— Begin —

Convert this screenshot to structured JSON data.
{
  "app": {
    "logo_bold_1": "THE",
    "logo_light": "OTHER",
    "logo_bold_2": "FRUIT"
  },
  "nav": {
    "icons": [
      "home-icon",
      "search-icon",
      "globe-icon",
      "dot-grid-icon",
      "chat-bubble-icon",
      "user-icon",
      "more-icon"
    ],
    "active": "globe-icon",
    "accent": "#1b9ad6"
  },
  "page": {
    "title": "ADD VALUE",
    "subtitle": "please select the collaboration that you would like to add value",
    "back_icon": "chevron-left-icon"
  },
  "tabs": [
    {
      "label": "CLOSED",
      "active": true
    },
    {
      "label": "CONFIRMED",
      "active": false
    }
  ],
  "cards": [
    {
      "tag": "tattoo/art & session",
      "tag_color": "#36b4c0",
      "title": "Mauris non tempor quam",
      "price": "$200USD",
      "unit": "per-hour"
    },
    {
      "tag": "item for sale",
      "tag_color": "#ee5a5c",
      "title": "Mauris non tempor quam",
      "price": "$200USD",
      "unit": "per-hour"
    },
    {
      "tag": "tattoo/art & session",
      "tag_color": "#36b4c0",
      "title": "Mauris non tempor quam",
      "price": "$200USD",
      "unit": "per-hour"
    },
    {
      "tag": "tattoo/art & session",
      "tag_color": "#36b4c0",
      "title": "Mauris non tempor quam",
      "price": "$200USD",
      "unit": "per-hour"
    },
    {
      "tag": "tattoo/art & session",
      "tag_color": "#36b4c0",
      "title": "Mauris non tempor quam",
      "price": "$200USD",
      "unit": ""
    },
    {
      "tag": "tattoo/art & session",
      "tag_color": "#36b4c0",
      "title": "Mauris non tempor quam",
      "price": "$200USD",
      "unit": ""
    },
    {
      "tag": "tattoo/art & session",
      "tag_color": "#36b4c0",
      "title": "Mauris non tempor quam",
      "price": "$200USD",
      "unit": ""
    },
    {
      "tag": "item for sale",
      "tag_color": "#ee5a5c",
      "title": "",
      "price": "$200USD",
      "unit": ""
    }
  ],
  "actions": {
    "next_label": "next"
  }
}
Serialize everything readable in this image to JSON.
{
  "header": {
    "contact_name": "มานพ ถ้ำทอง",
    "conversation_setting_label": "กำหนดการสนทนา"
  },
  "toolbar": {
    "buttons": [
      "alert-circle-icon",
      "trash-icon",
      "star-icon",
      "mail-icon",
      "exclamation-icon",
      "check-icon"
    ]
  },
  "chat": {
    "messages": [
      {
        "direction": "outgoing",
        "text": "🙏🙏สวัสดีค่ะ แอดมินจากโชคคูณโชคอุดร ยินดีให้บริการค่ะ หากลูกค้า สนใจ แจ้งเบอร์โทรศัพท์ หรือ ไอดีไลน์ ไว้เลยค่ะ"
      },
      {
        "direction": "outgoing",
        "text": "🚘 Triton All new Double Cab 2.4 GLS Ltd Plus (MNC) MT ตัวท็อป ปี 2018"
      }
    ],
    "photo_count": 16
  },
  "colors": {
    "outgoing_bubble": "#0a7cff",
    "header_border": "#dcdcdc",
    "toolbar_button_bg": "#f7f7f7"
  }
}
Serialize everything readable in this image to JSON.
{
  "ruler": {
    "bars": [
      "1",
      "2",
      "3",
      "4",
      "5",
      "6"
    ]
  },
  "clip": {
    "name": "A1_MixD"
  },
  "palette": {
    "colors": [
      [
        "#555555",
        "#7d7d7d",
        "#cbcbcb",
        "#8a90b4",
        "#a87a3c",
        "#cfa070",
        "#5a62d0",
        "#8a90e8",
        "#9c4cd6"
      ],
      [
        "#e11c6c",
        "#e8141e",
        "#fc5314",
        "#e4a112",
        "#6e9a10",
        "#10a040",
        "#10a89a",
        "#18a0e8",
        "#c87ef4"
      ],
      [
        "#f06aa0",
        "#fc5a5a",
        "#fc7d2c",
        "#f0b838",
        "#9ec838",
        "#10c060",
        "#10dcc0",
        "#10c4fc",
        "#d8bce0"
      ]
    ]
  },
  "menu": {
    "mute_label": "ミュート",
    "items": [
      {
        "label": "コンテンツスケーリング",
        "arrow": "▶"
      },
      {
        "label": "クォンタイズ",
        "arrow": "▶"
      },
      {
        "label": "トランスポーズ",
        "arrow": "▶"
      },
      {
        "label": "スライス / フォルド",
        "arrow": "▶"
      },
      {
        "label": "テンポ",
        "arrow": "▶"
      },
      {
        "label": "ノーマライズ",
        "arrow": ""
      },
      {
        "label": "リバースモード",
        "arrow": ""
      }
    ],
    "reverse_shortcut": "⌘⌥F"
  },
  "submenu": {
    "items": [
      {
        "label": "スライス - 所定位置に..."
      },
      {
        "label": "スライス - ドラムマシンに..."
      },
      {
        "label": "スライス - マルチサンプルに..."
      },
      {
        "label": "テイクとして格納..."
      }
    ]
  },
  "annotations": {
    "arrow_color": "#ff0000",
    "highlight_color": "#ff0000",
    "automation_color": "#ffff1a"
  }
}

— End —

→ What is asked
Take the records above and return them exactly as written.

→ Result for this exercise
Convert this screenshot to structured JSON data.
{
  "app": {
    "logo_bold_1": "THE",
    "logo_light": "OTHER",
    "logo_bold_2": "FRUIT"
  },
  "nav": {
    "icons": [
      "home-icon",
      "search-icon",
      "globe-icon",
      "dot-grid-icon",
      "chat-bubble-icon",
      "user-icon",
      "more-icon"
    ],
    "active": "globe-icon",
    "accent": "#1b9ad6"
  },
  "page": {
    "title": "ADD VALUE",
    "subtitle": "please select the collaboration that you would like to add value",
    "back_icon": "chevron-left-icon"
  },
  "tabs": [
    {
      "label": "CLOSED",
      "active": true
    },
    {
      "label": "CONFIRMED",
      "active": false
    }
  ],
  "cards": [
    {
      "tag": "tattoo/art & session",
      "tag_color": "#36b4c0",
      "title": "Mauris non tempor quam",
      "price": "$200USD",
      "unit": "per-hour"
    },
    {
      "tag": "item for sale",
      "tag_color": "#ee5a5c",
      "title": "Mauris non tempor quam",
      "price": "$200USD",
      "unit": "per-hour"
    },
    {
      "tag": "tattoo/art & session",
      "tag_color": "#36b4c0",
      "title": "Mauris non tempor quam",
      "price": "$200USD",
      "unit": "per-hour"
    },
    {
      "tag": "tattoo/art & session",
      "tag_color": "#36b4c0",
      "title": "Mauris non tempor quam",
      "price": "$200USD",
      "unit": "per-hour"
    },
    {
      "tag": "tattoo/art & session",
      "tag_color": "#36b4c0",
      "title": "Mauris non tempor quam",
      "price": "$200USD",
      "unit": ""
    },
    {
      "tag": "tattoo/art & session",
      "tag_color": "#36b4c0",
      "title": "Mauris non tempor quam",
      "price": "$200USD",
      "unit": ""
    },
    {
      "tag": "tattoo/art & session",
      "tag_color": "#36b4c0",
      "title": "Mauris non tempor quam",
      "price": "$200USD",
      "unit": ""
    },
    {
      "tag": "item for sale",
      "tag_color": "#ee5a5c",
      "title": "",
      "price": "$200USD",
      "unit": ""
    }
  ],
  "actions": {
    "next_label": "next"
  }
}
Serialize everything readable in this image to JSON.
{
  "header": {
    "contact_name": "มานพ ถ้ำทอง",
    "conversation_setting_label": "กำหนดการสนทนา"
  },
  "toolbar": {
    "buttons": [
      "alert-circle-icon",
      "trash-icon",
      "star-icon",
      "mail-icon",
      "exclamation-icon",
      "check-icon"
    ]
  },
  "chat": {
    "messages": [
      {
        "direction": "outgoing",
        "text": "🙏🙏สวัสดีค่ะ แอดมินจากโชคคูณโชคอุดร ยินดีให้บริการค่ะ หากลูกค้า สนใจ แจ้งเบอร์โทรศัพท์ หรือ ไอดีไลน์ ไว้เลยค่ะ"
      },
      {
        "direction": "outgoing",
        "text": "🚘 Triton All new Double Cab 2.4 GLS Ltd Plus (MNC) MT ตัวท็อป ปี 2018"
      }
    ],
    "photo_count": 16
  },
  "colors": {
    "outgoing_bubble": "#0a7cff",
    "header_border": "#dcdcdc",
    "toolbar_button_bg": "#f7f7f7"
  }
}
Serialize everything readable in this image to JSON.
{
  "ruler": {
    "bars": [
      "1",
      "2",
      "3",
      "4",
      "5",
      "6"
    ]
  },
  "clip": {
    "name": "A1_MixD"
  },
  "palette": {
    "colors": [
      [
        "#555555",
        "#7d7d7d",
        "#cbcbcb",
        "#8a90b4",
        "#a87a3c",
        "#cfa070",
        "#5a62d0",
        "#8a90e8",
        "#9c4cd6"
      ],
      [
        "#e11c6c",
        "#e8141e",
        "#fc5314",
        "#e4a112",
        "#6e9a10",
        "#10a040",
        "#10a89a",
        "#18a0e8",
        "#c87ef4"
      ],
      [
        "#f06aa0",
        "#fc5a5a",
        "#fc7d2c",
        "#f0b838",
        "#9ec838",
        "#10c060",
        "#10dcc0",
        "#10c4fc",
        "#d8bce0"
      ]
    ]
  },
  "menu": {
    "mute_label": "ミュート",
    "items": [
      {
        "label": "コンテンツスケーリング",
        "arrow": "▶"
      },
      {
        "label": "クォンタイズ",
        "arrow": "▶"
      },
      {
        "label": "トランスポーズ",
        "arrow": "▶"
      },
      {
        "label": "スライス / フォルド",
        "arrow": "▶"
      },
      {
        "label": "テンポ",
        "arrow": "▶"
      },
      {
        "label": "ノーマライズ",
        "arrow": ""
      },
      {
        "label": "リバースモード",
        "arrow": ""
      }
    ],
    "reverse_shortcut": "⌘⌥F"
  },
  "submenu": {
    "items": [
      {
        "label": "スライス - 所定位置に..."
      },
      {
        "label": "スライス - ドラムマシンに..."
      },
      {
        "label": "スライス - マルチサンプルに..."
      },
      {
        "label": "テイクとして格納..."
      }
    ]
  },
  "annotations": {
    "arrow_color": "#ff0000",
    "highlight_color": "#ff0000",
    "automation_color": "#ffff1a"
  }
}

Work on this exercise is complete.